### SHORT PROBLEM:
Using the listing below, report all lines holding the word "text".

### PROVIDED DATA:
_ _ _ _ _ _ _

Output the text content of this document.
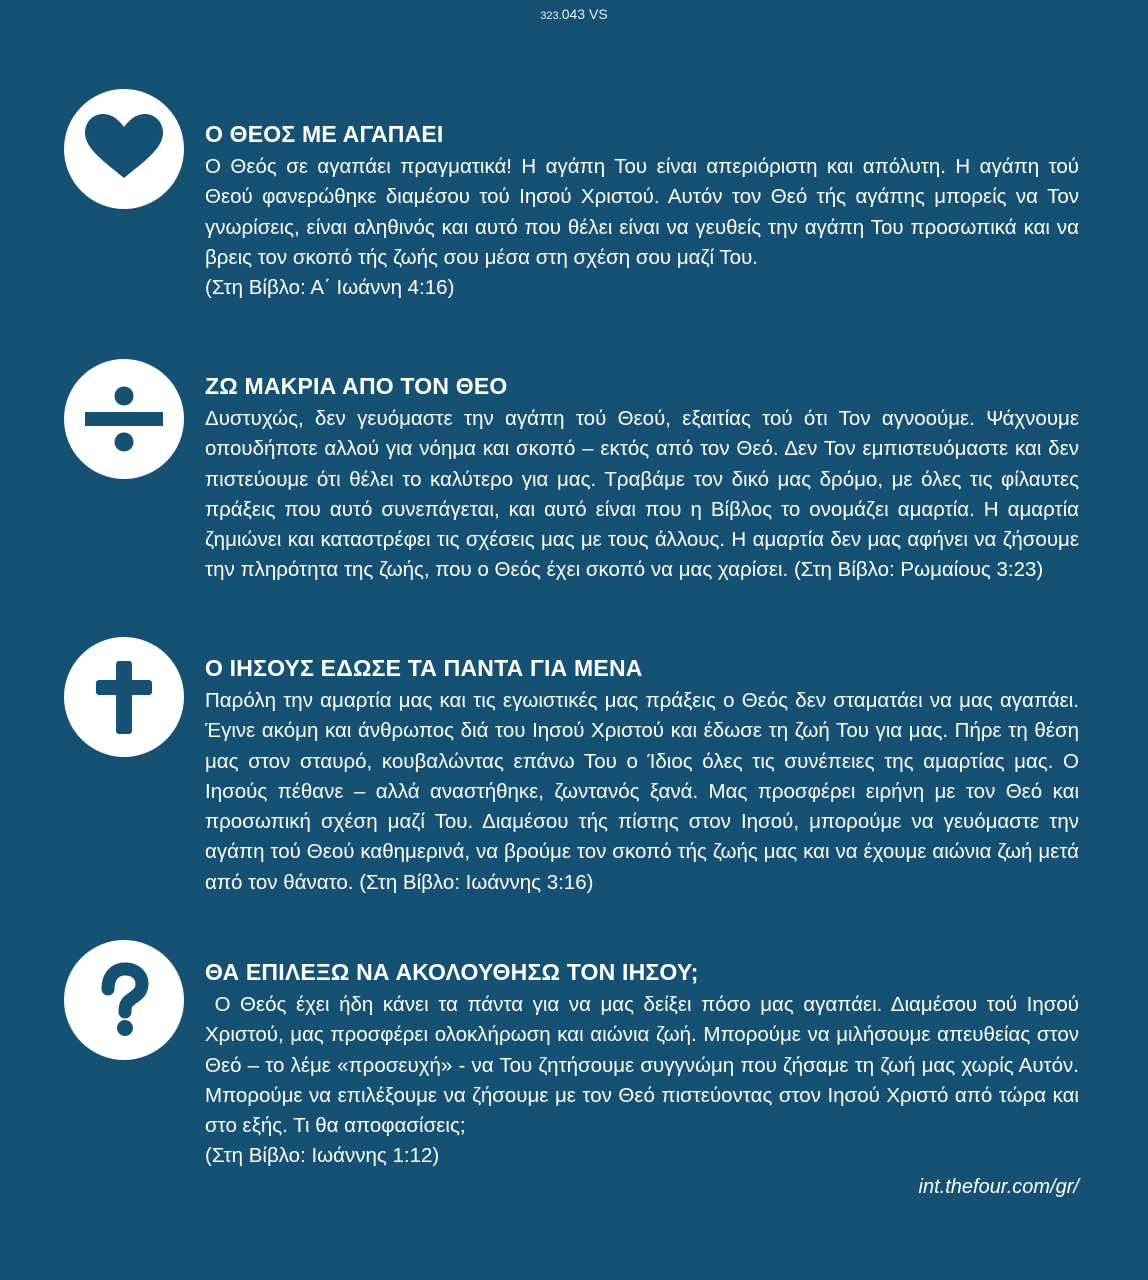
323.043 VS
Ο ΘΕΟΣ ΜΕ ΑΓΑΠΑΕΙ

Ο Θεός σε αγαπάει πραγματικά! Η αγάπη Του είναι απεριόριστη και απόλυτη. Η αγάπη τού Θεού φανερώθηκε διαμέσου τού Ιησού Χριστού. Αυτόν τον Θεό τής αγάπης μπορείς να Τον γνωρίσεις, είναι αληθινός και αυτό που θέλει είναι να γευθείς την αγάπη Του προσωπικά και να βρεις τον σκοπό τής ζωής σου μέσα στη σχέση σου μαζί Του.

(Στη Βίβλο: Α΄ Ιωάννη 4:16)

ΖΩ ΜΑΚΡΙΑ ΑΠΟ ΤΟΝ ΘΕΟ

Δυστυχώς, δεν γευόμαστε την αγάπη τού Θεού, εξαιτίας τού ότι Τον αγνοούμε. Ψάχνουμε οπουδήποτε αλλού για νόημα και σκοπό – εκτός από τον Θεό. Δεν Τον εμπιστευόμαστε και δεν πιστεύουμε ότι θέλει το καλύτερο για μας. Τραβάμε τον δικό μας δρόμο, με όλες τις φίλαυτες πράξεις που αυτό συνεπάγεται, και αυτό είναι που η Βίβλος το ονομάζει αμαρτία. Η αμαρτία ζημιώνει και καταστρέφει τις σχέσεις μας με τους άλλους. Η αμαρτία δεν μας αφήνει να ζήσουμε την πληρότητα της ζωής, που ο Θεός έχει σκοπό να μας χαρίσει. (Στη Βίβλο: Ρωμαίους 3:23)

Ο ΙΗΣΟΥΣ ΕΔΩΣΕ ΤΑ ΠΑΝΤΑ ΓΙΑ ΜΕΝΑ

Παρόλη την αμαρτία μας και τις εγωιστικές μας πράξεις ο Θεός δεν σταματάει να μας αγαπάει. Έγινε ακόμη και άνθρωπος διά του Ιησού Χριστού και έδωσε τη ζωή Του για μας. Πήρε τη θέση μας στον σταυρό, κουβαλώντας επάνω Του ο Ίδιος όλες τις συνέπειες της αμαρτίας μας. Ο Ιησούς πέθανε – αλλά αναστήθηκε, ζωντανός ξανά. Μας προσφέρει ειρήνη με τον Θεό και προσωπική σχέση μαζί Του. Διαμέσου τής πίστης στον Ιησού, μπορούμε να γευόμαστε την αγάπη τού Θεού καθημερινά, να βρούμε τον σκοπό τής ζωής μας και να έχουμε αιώνια ζωή μετά από τον θάνατο. (Στη Βίβλο: Ιωάννης 3:16)

ΘΑ ΕΠΙΛΕΞΩ ΝΑ ΑΚΟΛΟΥΘΗΣΩ ΤΟΝ ΙΗΣΟΥ;

Ο Θεός έχει ήδη κάνει τα πάντα για να μας δείξει πόσο μας αγαπάει. Διαμέσου τού Ιησού Χριστού, μας προσφέρει ολοκλήρωση και αιώνια ζωή. Μπορούμε να μιλήσουμε απευθείας στον Θεό – το λέμε «προσευχή» - να Του ζητήσουμε συγγνώμη που ζήσαμε τη ζωή μας χωρίς Αυτόν. Μπορούμε να επιλέξουμε να ζήσουμε με τον Θεό πιστεύοντας στον Ιησού Χριστό από τώρα και στο εξής. Τι θα αποφασίσεις;

(Στη Βίβλο: Ιωάννης 1:12)

int.thefour.com/gr/
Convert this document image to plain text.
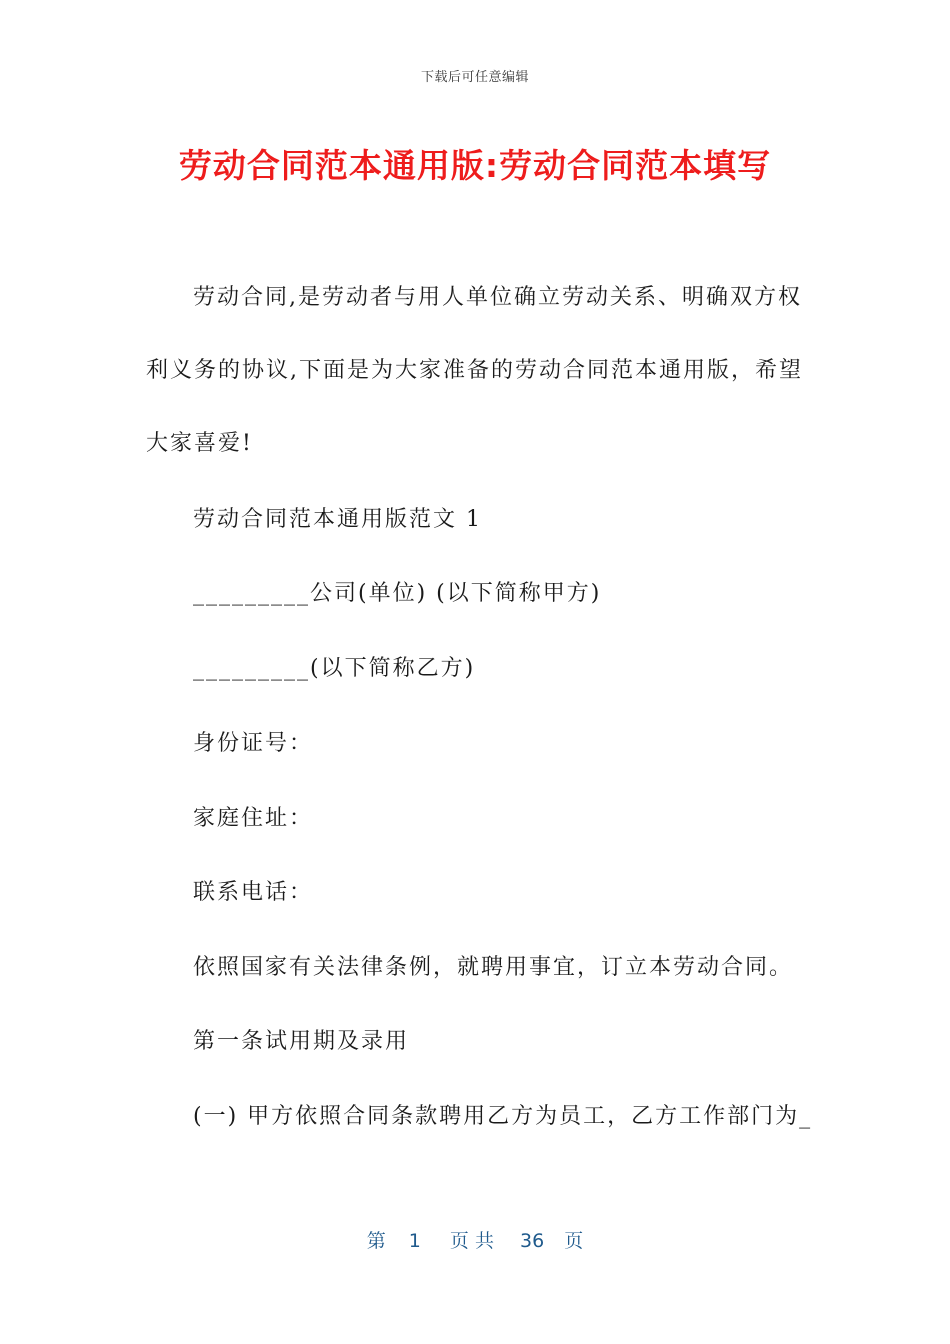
下载后可任意编辑
劳动合同范本通用版:劳动合同范本填写
劳动合同,是劳动者与用人单位确立劳动关系、明确双方权
利义务的协议,下面是为大家准备的劳动合同范本通用版，希望
大家喜爱!
劳动合同范本通用版范文 1
_________公司(单位) (以下简称甲方)
_________(以下简称乙方)
身份证号：
家庭住址：
联系电话：
依照国家有关法律条例，就聘用事宜，订立本劳动合同。
第一条试用期及录用
(一) 甲方依照合同条款聘用乙方为员工，乙方工作部门为_
第 1 页 共 36 页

_ _ _ _ _ _ _

### OUTPUT OF THE EXERCISE:
Output the text content of this document.
Convert this document image to plain text.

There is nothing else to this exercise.